▶ Stated problem
Extract the lines beginning at the one that holds "Transcribe the text in this document." and ending at the final line of the material below, keeping them exact and leaving out all pictures.

▶ Given entries
►

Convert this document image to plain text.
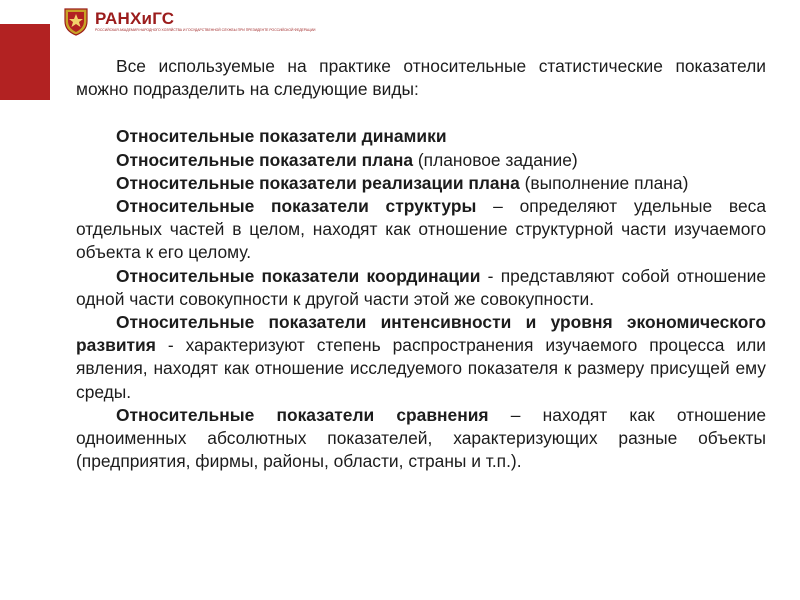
РАНХиГС
РОССИЙСКАЯ АКАДЕМИЯ НАРОДНОГО ХОЗЯЙСТВА И ГОСУДАРСТВЕННОЙ СЛУЖБЫ ПРИ ПРЕЗИДЕНТЕ РОССИЙСКОЙ ФЕДЕРАЦИИ

Все используемые на практике относительные статистические показатели можно подразделить на следующие виды:

Относительные показатели динамики

Относительные показатели плана (плановое задание)

Относительные показатели реализации плана (выполнение плана)

Относительные показатели структуры – определяют удельные веса отдельных частей в целом, находят как отношение структурной части изучаемого объекта к его целому.

Относительные показатели координации - представляют собой отношение одной части совокупности к другой части этой же совокупности.

Относительные показатели интенсивности и уровня экономического развития - характеризуют степень распространения изучаемого процесса или явления, находят как отношение исследуемого показателя к размеру присущей ему среды.

Относительные показатели сравнения – находят как отношение одноименных абсолютных показателей, характеризующих разные объекты (предприятия, фирмы, районы, области, страны и т.п.).
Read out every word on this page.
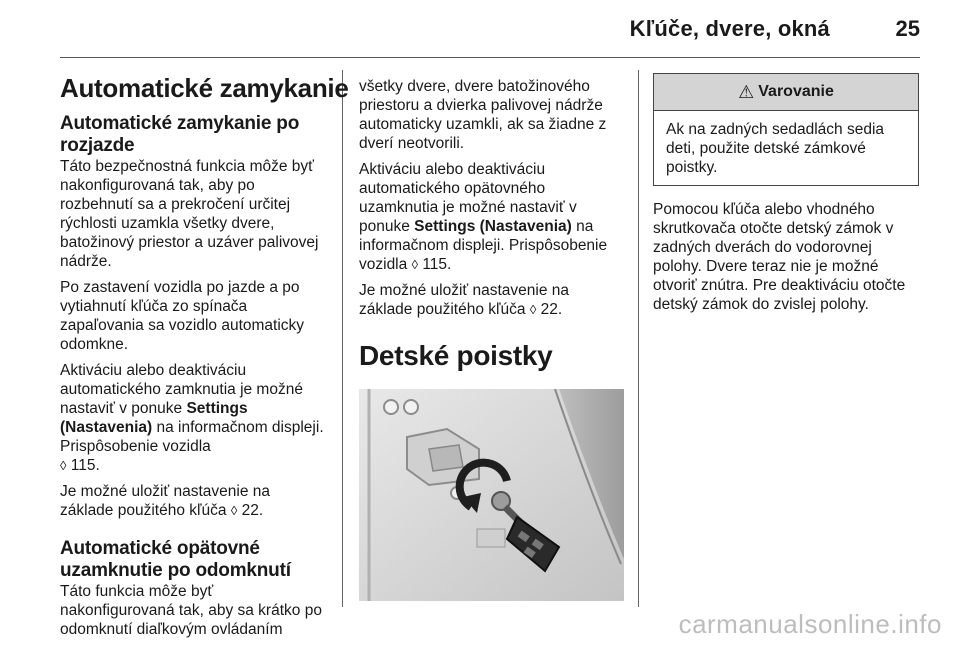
Kľúče, dvere, okná	25
Automatické zamykanie
Automatické zamykanie po rozjazde

Táto bezpečnostná funkcia môže byť nakonfigurovaná tak, aby po rozbehnutí sa a prekročení určitej rýchlosti uzamkla všetky dvere, batožinový priestor a uzáver palivovej nádrže.

Po zastavení vozidla po jazde a po vytiahnutí kľúča zo spínača zapaľovania sa vozidlo automaticky odomkne.

Aktiváciu alebo deaktiváciu automatického zamknutia je možné nastaviť v ponuke Settings (Nastavenia) na informačnom displeji. Prispôsobenie vozidla
◊ 115.

Je možné uložiť nastavenie na základe použitého kľúča ◊ 22.

Automatické opätovné uzamknutie po odomknutí

Táto funkcia môže byť nakonfigurovaná tak, aby sa krátko po odomknutí diaľkovým ovládaním

všetky dvere, dvere batožinového priestoru a dvierka palivovej nádrže automaticky uzamkli, ak sa žiadne z dverí neotvorili.

Aktiváciu alebo deaktiváciu automatického opätovného uzamknutia je možné nastaviť v ponuke Settings (Nastavenia) na informačnom displeji. Prispôsobenie vozidla ◊ 115.

Je možné uložiť nastavenie na základe použitého kľúča ◊ 22.

Detské poistky
⚠ Varovanie

Ak na zadných sedadlách sedia deti, použite detské zámkové poistky.

Pomocou kľúča alebo vhodného skrutkovača otočte detský zámok v zadných dverách do vodorovnej polohy. Dvere teraz nie je možné otvoriť znútra. Pre deaktiváciu otočte detský zámok do zvislej polohy.

carmanualsonline.info
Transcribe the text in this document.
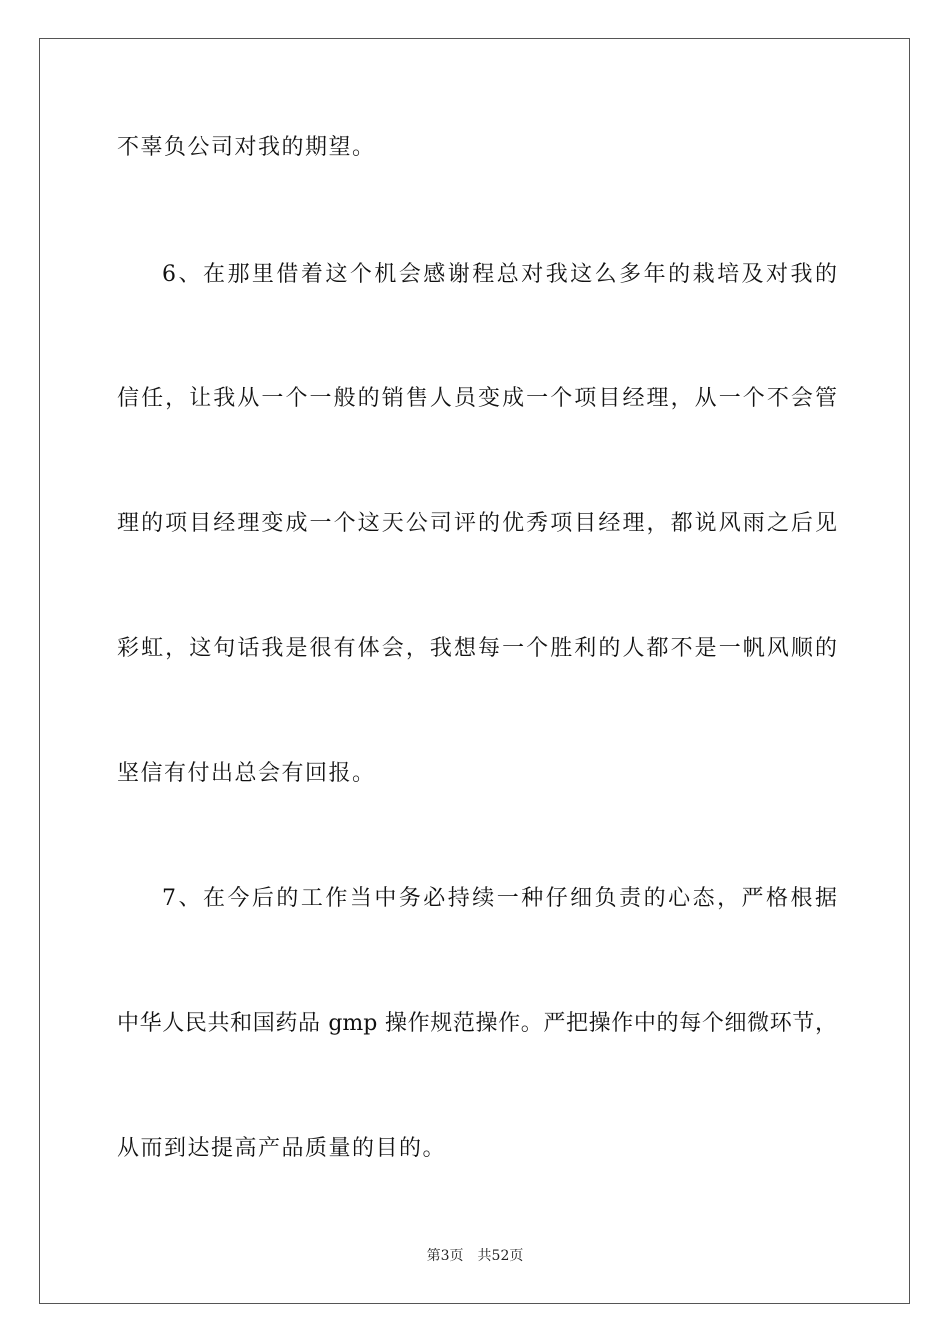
不辜负公司对我的期望。
6、在那里借着这个机会感谢程总对我这么多年的栽培及对我的
信任，让我从一个一般的销售人员变成一个项目经理，从一个不会管
理的项目经理变成一个这天公司评的优秀项目经理，都说风雨之后见
彩虹，这句话我是很有体会，我想每一个胜利的人都不是一帆风顺的
坚信有付出总会有回报。
7、在今后的工作当中务必持续一种仔细负责的心态，严格根据
中华人民共和国药品 gmp 操作规范操作。严把操作中的每个细微环节，
从而到达提高产品质量的目的。
第3页 共52页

◄

▶ Task result
Transcribe the text in this document.
不辜负公司对我的期望。
6、在那里借着这个机会感谢程总对我这么多年的栽培及对我的
信任，让我从一个一般的销售人员变成一个项目经理，从一个不会管
理的项目经理变成一个这天公司评的优秀项目经理，都说风雨之后见
彩虹，这句话我是很有体会，我想每一个胜利的人都不是一帆风顺的
坚信有付出总会有回报。
7、在今后的工作当中务必持续一种仔细负责的心态，严格根据
中华人民共和国药品 gmp 操作规范操作。严把操作中的每个细微环节，
从而到达提高产品质量的目的。
第3页 共52页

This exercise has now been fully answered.